(Records excerpted from a collection)
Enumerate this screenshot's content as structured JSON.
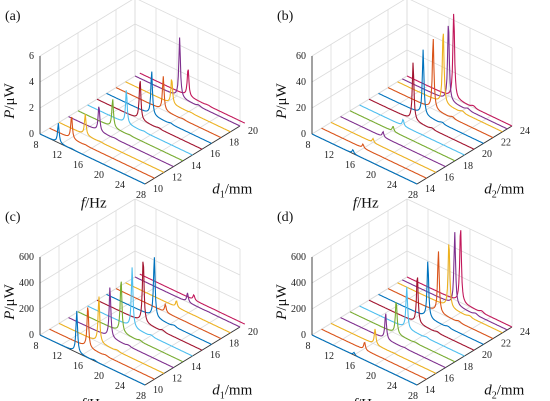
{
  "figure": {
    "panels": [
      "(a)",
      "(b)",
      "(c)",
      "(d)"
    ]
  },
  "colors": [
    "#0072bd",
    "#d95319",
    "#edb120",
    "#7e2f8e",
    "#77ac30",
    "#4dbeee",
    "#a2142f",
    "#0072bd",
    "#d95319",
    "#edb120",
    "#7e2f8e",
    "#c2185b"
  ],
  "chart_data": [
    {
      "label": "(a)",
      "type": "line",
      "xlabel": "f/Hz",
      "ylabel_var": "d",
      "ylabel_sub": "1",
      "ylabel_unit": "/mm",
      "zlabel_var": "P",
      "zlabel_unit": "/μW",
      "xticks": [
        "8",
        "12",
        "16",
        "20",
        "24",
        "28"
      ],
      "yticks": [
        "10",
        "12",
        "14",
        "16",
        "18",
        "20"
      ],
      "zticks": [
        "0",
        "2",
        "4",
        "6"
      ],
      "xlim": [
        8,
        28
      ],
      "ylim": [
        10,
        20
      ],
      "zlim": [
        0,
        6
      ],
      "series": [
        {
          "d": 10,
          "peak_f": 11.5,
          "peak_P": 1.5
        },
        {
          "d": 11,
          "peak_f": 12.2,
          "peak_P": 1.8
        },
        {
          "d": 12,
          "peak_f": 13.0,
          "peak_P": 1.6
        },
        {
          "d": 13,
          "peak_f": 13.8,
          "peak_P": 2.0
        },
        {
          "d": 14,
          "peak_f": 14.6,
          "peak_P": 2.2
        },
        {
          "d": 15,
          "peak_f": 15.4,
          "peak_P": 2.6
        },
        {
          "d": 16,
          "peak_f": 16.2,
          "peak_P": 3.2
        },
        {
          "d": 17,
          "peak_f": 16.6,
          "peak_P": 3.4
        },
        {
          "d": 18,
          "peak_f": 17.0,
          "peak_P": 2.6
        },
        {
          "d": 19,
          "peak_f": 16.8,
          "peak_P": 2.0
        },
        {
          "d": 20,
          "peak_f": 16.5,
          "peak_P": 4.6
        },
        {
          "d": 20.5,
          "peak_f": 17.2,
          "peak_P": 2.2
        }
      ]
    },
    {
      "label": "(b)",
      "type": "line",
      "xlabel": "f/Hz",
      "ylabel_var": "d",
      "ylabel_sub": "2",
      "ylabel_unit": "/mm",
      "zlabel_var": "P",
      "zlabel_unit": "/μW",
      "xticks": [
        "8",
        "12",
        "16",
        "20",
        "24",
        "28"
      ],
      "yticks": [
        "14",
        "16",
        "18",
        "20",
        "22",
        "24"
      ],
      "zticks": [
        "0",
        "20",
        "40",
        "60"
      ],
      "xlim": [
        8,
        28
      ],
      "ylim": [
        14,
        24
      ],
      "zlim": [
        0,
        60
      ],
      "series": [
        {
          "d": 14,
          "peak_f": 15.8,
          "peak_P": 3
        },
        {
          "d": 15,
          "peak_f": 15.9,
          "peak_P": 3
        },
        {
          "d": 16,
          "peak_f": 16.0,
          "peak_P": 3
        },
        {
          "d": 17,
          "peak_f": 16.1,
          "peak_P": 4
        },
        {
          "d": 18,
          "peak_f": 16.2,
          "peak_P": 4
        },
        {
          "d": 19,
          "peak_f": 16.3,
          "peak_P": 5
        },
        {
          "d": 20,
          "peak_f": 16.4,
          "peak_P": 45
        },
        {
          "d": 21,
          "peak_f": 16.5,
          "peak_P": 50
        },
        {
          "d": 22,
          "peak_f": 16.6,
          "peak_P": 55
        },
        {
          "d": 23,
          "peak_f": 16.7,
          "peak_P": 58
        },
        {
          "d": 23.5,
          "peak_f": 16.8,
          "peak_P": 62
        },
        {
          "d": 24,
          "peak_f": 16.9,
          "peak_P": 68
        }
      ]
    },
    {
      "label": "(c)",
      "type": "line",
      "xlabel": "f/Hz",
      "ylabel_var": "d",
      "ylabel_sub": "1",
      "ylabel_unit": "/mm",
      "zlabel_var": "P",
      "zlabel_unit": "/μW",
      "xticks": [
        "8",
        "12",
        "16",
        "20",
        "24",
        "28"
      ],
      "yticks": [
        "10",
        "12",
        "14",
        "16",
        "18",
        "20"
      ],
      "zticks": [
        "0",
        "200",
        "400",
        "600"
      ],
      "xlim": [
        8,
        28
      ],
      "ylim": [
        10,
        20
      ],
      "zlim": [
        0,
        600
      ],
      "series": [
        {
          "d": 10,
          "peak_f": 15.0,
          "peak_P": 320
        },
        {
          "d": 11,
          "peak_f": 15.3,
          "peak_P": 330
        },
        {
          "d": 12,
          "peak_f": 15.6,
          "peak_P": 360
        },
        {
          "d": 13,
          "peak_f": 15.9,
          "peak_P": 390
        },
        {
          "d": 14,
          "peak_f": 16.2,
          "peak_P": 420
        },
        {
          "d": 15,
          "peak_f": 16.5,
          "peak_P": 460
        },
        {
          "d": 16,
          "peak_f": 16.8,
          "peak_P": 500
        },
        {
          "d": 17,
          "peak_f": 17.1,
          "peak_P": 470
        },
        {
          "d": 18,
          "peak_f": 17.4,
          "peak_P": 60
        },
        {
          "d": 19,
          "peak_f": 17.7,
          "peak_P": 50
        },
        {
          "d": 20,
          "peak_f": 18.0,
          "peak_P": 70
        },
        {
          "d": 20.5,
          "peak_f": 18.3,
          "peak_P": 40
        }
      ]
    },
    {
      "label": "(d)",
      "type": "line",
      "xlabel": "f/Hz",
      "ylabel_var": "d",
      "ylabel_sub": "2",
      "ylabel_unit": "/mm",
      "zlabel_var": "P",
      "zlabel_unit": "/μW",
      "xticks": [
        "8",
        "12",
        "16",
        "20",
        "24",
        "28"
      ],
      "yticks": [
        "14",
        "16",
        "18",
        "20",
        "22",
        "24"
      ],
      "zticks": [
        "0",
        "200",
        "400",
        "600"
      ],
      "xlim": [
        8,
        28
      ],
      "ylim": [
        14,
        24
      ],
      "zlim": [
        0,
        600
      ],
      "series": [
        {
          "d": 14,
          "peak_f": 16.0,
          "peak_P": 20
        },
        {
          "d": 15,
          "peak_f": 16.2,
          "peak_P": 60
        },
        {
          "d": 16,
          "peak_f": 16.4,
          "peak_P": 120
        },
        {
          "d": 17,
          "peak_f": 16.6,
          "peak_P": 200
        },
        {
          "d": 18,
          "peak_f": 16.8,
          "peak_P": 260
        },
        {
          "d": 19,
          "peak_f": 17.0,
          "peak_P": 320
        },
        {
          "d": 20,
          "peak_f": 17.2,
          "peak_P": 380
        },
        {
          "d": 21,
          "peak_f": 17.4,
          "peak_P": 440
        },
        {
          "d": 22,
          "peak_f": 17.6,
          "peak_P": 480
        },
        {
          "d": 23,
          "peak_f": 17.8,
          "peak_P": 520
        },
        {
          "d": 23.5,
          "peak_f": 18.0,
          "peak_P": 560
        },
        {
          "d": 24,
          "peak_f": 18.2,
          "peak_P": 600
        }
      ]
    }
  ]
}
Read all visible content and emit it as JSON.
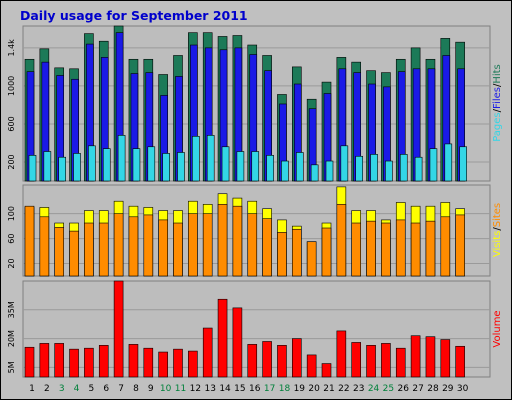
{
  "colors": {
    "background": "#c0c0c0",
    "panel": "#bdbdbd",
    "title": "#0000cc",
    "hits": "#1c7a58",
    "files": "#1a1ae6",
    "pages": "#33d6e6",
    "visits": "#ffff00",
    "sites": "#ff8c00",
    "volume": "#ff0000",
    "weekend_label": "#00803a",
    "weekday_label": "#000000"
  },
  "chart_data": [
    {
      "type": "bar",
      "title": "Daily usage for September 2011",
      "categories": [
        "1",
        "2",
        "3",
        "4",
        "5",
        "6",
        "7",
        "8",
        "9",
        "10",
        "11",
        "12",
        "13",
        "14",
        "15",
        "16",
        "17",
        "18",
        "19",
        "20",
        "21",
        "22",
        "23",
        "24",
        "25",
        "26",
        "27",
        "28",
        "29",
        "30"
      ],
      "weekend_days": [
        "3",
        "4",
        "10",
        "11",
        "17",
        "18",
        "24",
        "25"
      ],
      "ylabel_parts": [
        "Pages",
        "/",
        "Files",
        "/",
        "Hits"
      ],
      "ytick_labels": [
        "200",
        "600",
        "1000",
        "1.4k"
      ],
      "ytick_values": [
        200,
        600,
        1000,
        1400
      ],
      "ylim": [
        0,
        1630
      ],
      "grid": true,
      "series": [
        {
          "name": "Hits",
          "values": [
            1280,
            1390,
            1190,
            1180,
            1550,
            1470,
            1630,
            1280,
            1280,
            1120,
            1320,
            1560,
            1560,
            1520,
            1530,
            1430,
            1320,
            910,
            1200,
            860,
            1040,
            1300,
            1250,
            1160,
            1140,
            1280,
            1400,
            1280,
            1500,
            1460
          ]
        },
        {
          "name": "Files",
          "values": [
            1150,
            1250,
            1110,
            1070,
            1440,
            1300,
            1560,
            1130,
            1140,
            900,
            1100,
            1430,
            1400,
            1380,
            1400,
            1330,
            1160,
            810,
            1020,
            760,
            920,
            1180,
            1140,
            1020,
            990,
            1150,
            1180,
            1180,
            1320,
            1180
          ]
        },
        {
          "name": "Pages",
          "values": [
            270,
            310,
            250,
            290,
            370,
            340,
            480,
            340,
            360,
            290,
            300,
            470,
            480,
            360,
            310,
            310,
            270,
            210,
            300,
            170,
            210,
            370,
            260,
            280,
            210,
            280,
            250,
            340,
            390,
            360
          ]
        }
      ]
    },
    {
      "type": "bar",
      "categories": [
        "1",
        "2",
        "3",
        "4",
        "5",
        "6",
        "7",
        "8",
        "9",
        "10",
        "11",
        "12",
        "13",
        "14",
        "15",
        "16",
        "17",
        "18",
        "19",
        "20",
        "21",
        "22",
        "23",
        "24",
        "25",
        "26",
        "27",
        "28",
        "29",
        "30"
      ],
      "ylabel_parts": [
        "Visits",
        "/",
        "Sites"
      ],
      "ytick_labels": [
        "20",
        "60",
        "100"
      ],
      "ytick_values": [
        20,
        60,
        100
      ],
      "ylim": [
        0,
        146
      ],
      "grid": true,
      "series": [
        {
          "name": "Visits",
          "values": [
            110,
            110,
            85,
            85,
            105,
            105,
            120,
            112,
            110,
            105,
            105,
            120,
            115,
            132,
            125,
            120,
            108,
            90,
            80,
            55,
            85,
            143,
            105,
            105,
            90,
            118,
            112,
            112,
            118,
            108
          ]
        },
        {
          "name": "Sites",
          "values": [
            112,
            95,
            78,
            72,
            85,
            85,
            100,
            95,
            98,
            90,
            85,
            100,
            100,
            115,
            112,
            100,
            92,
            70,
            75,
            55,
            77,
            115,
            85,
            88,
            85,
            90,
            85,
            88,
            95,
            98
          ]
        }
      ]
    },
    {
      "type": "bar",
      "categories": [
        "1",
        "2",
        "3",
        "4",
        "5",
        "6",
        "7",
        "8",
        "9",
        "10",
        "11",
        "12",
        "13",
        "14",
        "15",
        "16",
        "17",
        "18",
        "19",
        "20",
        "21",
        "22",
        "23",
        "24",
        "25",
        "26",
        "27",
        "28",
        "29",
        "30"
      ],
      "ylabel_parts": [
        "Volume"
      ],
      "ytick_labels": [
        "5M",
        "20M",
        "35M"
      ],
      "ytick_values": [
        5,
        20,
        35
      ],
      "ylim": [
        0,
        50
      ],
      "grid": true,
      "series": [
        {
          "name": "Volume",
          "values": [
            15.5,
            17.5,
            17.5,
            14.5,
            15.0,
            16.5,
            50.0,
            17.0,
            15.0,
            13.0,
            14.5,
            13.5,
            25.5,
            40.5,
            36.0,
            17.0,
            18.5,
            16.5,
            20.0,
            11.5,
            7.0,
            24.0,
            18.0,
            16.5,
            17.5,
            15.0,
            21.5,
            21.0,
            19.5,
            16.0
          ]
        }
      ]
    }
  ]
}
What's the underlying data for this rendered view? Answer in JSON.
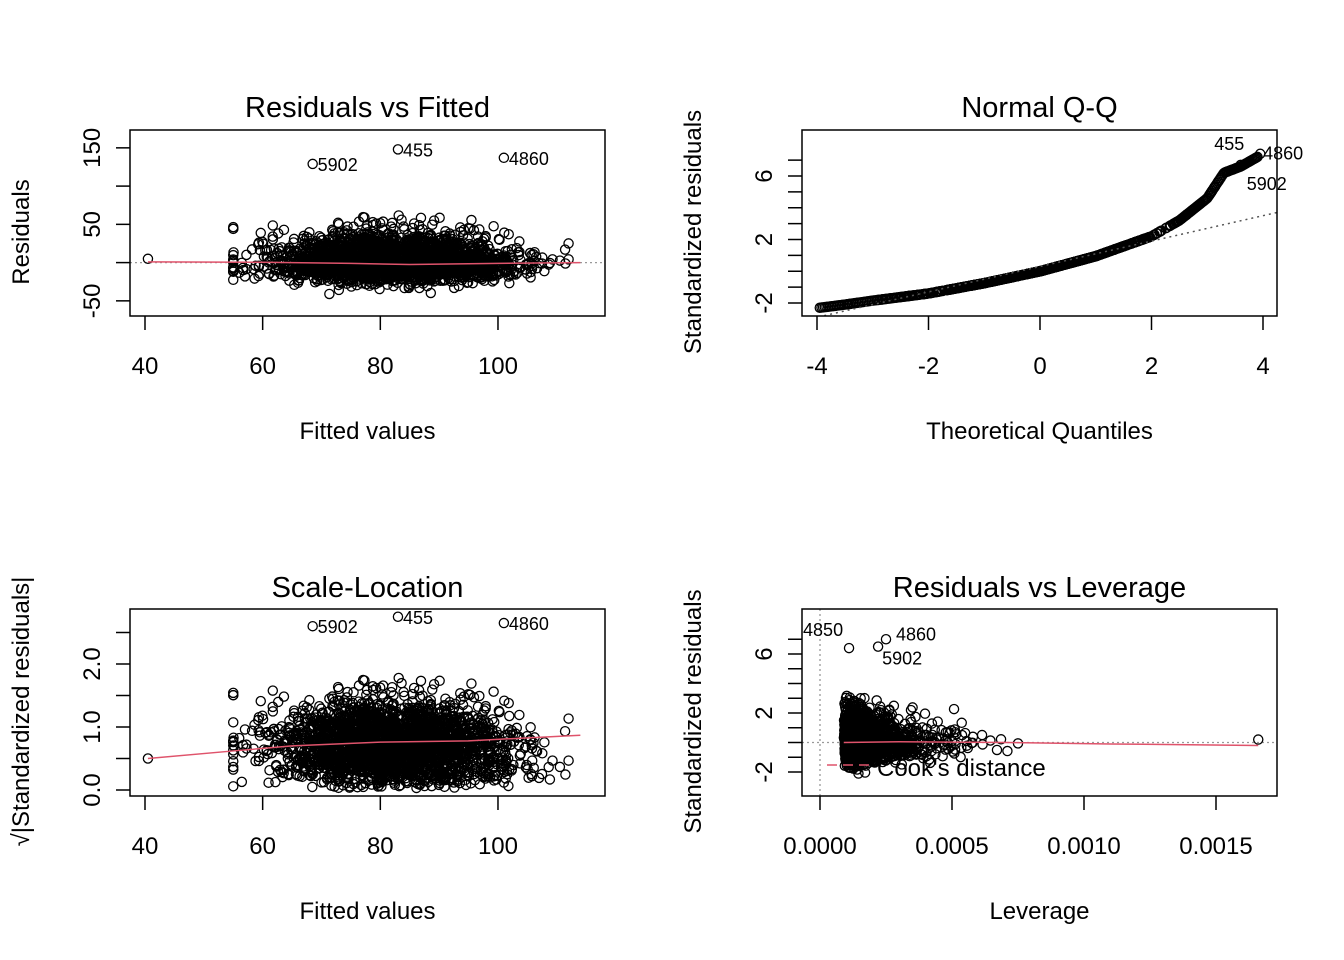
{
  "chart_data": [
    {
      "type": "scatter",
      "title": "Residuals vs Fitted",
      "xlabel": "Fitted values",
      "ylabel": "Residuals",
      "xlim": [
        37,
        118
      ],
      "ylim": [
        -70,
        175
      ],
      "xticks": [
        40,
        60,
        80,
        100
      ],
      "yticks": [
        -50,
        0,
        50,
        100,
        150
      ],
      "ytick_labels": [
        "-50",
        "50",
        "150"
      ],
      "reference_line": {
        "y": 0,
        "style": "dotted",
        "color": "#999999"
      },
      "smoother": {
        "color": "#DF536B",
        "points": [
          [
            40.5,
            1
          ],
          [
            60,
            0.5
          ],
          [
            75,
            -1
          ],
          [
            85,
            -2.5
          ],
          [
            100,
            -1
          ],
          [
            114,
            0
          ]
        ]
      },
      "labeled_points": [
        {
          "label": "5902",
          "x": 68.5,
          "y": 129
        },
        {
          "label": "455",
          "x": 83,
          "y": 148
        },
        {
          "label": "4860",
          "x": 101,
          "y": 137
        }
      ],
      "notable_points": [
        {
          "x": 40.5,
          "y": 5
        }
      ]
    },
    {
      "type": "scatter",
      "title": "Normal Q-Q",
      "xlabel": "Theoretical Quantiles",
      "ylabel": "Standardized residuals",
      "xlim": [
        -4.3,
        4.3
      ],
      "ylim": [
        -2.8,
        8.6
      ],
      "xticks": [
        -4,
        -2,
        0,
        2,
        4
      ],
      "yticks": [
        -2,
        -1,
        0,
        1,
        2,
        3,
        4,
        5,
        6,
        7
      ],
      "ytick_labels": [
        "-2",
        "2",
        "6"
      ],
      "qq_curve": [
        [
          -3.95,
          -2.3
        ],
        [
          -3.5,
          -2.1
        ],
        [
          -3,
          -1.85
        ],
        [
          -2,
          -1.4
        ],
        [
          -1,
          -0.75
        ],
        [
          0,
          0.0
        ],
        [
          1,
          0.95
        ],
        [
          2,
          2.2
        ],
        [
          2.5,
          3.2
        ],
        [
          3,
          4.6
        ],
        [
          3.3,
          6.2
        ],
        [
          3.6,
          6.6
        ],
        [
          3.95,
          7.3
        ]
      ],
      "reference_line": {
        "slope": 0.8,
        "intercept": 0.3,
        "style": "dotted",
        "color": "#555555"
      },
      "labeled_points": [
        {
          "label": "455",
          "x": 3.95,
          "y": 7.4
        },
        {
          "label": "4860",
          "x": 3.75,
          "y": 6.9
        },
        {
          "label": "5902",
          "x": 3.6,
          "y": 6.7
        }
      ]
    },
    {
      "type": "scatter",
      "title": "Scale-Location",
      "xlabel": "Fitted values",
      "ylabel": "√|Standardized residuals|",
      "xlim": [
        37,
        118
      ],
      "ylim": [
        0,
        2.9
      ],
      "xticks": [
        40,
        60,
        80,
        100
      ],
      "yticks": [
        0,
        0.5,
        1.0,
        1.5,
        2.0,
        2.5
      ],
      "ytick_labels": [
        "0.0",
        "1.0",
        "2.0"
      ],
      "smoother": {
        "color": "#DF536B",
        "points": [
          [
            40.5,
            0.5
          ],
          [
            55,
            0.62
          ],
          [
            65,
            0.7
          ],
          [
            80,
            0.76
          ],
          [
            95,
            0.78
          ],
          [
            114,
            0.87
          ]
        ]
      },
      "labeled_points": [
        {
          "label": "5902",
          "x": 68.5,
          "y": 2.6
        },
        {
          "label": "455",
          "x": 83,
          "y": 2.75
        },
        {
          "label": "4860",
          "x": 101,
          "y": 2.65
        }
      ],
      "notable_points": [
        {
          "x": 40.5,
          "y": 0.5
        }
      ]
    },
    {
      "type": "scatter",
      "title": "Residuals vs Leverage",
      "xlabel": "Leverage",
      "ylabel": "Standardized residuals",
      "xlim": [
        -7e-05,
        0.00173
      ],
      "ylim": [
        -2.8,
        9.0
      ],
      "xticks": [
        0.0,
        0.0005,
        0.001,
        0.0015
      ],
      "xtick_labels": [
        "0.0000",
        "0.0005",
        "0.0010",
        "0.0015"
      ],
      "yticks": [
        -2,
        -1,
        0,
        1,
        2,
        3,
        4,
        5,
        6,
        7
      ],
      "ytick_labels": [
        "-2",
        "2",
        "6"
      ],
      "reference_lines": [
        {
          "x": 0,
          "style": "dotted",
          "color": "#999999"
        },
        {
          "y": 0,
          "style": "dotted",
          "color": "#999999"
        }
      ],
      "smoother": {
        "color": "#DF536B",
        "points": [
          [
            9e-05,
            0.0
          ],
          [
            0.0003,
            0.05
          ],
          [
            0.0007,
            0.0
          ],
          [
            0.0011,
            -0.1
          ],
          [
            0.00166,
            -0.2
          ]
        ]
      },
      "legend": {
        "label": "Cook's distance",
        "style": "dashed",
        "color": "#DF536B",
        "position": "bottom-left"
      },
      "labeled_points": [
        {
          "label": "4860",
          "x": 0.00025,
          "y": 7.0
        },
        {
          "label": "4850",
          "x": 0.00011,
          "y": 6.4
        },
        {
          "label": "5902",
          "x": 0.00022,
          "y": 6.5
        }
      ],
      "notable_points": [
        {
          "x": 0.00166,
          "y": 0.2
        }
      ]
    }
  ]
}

**THE TASK**
Which lines contain the word "this"? Copy each one.

**WRITTEN ANSWER**
Enumerate this screenshot's content as structured JSON.
What's the underlying data for this rendered view? Answer in JSON.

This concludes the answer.